=== Stated problem ===
Each entry must be given again exactly; images do not belong in the copy.

=== Supplied records ===
--- begin ---

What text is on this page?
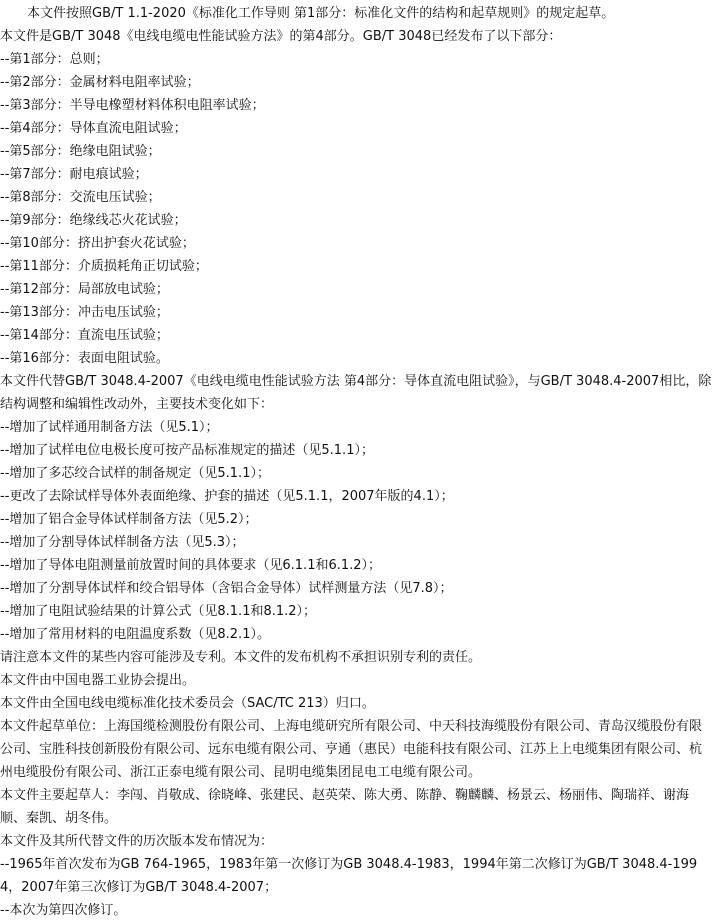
本文件按照GB/T 1.1-2020《标准化工作导则 第1部分：标准化文件的结构和起草规则》的规定起草。

本文件是GB/T 3048《电线电缆电性能试验方法》的第4部分。GB/T 3048已经发布了以下部分：

--第1部分：总则；

--第2部分：金属材料电阻率试验；

--第3部分：半导电橡塑材料体积电阻率试验；

--第4部分：导体直流电阻试验；

--第5部分：绝缘电阻试验；

--第7部分：耐电痕试验；

--第8部分：交流电压试验；

--第9部分：绝缘线芯火花试验；

--第10部分：挤出护套火花试验；

--第11部分：介质损耗角正切试验；

--第12部分：局部放电试验；

--第13部分：冲击电压试验；

--第14部分：直流电压试验；

--第16部分：表面电阻试验。

本文件代替GB/T 3048.4-2007《电线电缆电性能试验方法 第4部分：导体直流电阻试验》，与GB/T 3048.4-2007相比，除结构调整和编辑性改动外，主要技术变化如下：

--增加了试样通用制备方法（见5.1）；

--增加了试样电位电极长度可按产品标准规定的描述（见5.1.1）；

--增加了多芯绞合试样的制备规定（见5.1.1）；

--更改了去除试样导体外表面绝缘、护套的描述（见5.1.1，2007年版的4.1）；

--增加了铝合金导体试样制备方法（见5.2）；

--增加了分割导体试样制备方法（见5.3）；

--增加了导体电阻测量前放置时间的具体要求（见6.1.1和6.1.2）；

--增加了分割导体试样和绞合铝导体（含铝合金导体）试样测量方法（见7.8）；

--增加了电阻试验结果的计算公式（见8.1.1和8.1.2）；

--增加了常用材料的电阻温度系数（见8.2.1）。

请注意本文件的某些内容可能涉及专利。本文件的发布机构不承担识别专利的责任。

本文件由中国电器工业协会提出。

本文件由全国电线电缆标准化技术委员会（SAC/TC 213）归口。

本文件起草单位：上海国缆检测股份有限公司、上海电缆研究所有限公司、中天科技海缆股份有限公司、青岛汉缆股份有限公司、宝胜科技创新股份有限公司、远东电缆有限公司、亨通（惠民）电能科技有限公司、江苏上上电缆集团有限公司、杭州电缆股份有限公司、浙江正泰电缆有限公司、昆明电缆集团昆电工电缆有限公司。

本文件主要起草人：李闯、肖敬成、徐晓峰、张建民、赵英荣、陈大勇、陈静、鞠麟麟、杨景云、杨丽伟、陶瑞祥、谢海顺、秦凯、胡冬伟。

本文件及其所代替文件的历次版本发布情况为：

--1965年首次发布为GB 764-1965，1983年第一次修订为GB 3048.4-1983，1994年第二次修订为GB/T 3048.4-1994，2007年第三次修订为GB/T 3048.4-2007；

--本次为第四次修订。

--- end ---

=== Exercise response ===
What text is on this page?
本文件按照GB/T 1.1-2020《标准化工作导则 第1部分：标准化文件的结构和起草规则》的规定起草。

本文件是GB/T 3048《电线电缆电性能试验方法》的第4部分。GB/T 3048已经发布了以下部分：

--第1部分：总则；

--第2部分：金属材料电阻率试验；

--第3部分：半导电橡塑材料体积电阻率试验；

--第4部分：导体直流电阻试验；

--第5部分：绝缘电阻试验；

--第7部分：耐电痕试验；

--第8部分：交流电压试验；

--第9部分：绝缘线芯火花试验；

--第10部分：挤出护套火花试验；

--第11部分：介质损耗角正切试验；

--第12部分：局部放电试验；

--第13部分：冲击电压试验；

--第14部分：直流电压试验；

--第16部分：表面电阻试验。

本文件代替GB/T 3048.4-2007《电线电缆电性能试验方法 第4部分：导体直流电阻试验》，与GB/T 3048.4-2007相比，除结构调整和编辑性改动外，主要技术变化如下：

--增加了试样通用制备方法（见5.1）；

--增加了试样电位电极长度可按产品标准规定的描述（见5.1.1）；

--增加了多芯绞合试样的制备规定（见5.1.1）；

--更改了去除试样导体外表面绝缘、护套的描述（见5.1.1，2007年版的4.1）；

--增加了铝合金导体试样制备方法（见5.2）；

--增加了分割导体试样制备方法（见5.3）；

--增加了导体电阻测量前放置时间的具体要求（见6.1.1和6.1.2）；

--增加了分割导体试样和绞合铝导体（含铝合金导体）试样测量方法（见7.8）；

--增加了电阻试验结果的计算公式（见8.1.1和8.1.2）；

--增加了常用材料的电阻温度系数（见8.2.1）。

请注意本文件的某些内容可能涉及专利。本文件的发布机构不承担识别专利的责任。

本文件由中国电器工业协会提出。

本文件由全国电线电缆标准化技术委员会（SAC/TC 213）归口。

本文件起草单位：上海国缆检测股份有限公司、上海电缆研究所有限公司、中天科技海缆股份有限公司、青岛汉缆股份有限公司、宝胜科技创新股份有限公司、远东电缆有限公司、亨通（惠民）电能科技有限公司、江苏上上电缆集团有限公司、杭州电缆股份有限公司、浙江正泰电缆有限公司、昆明电缆集团昆电工电缆有限公司。

本文件主要起草人：李闯、肖敬成、徐晓峰、张建民、赵英荣、陈大勇、陈静、鞠麟麟、杨景云、杨丽伟、陶瑞祥、谢海顺、秦凯、胡冬伟。

本文件及其所代替文件的历次版本发布情况为：

--1965年首次发布为GB 764-1965，1983年第一次修订为GB 3048.4-1983，1994年第二次修订为GB/T 3048.4-1994，2007年第三次修订为GB/T 3048.4-2007；

--本次为第四次修订。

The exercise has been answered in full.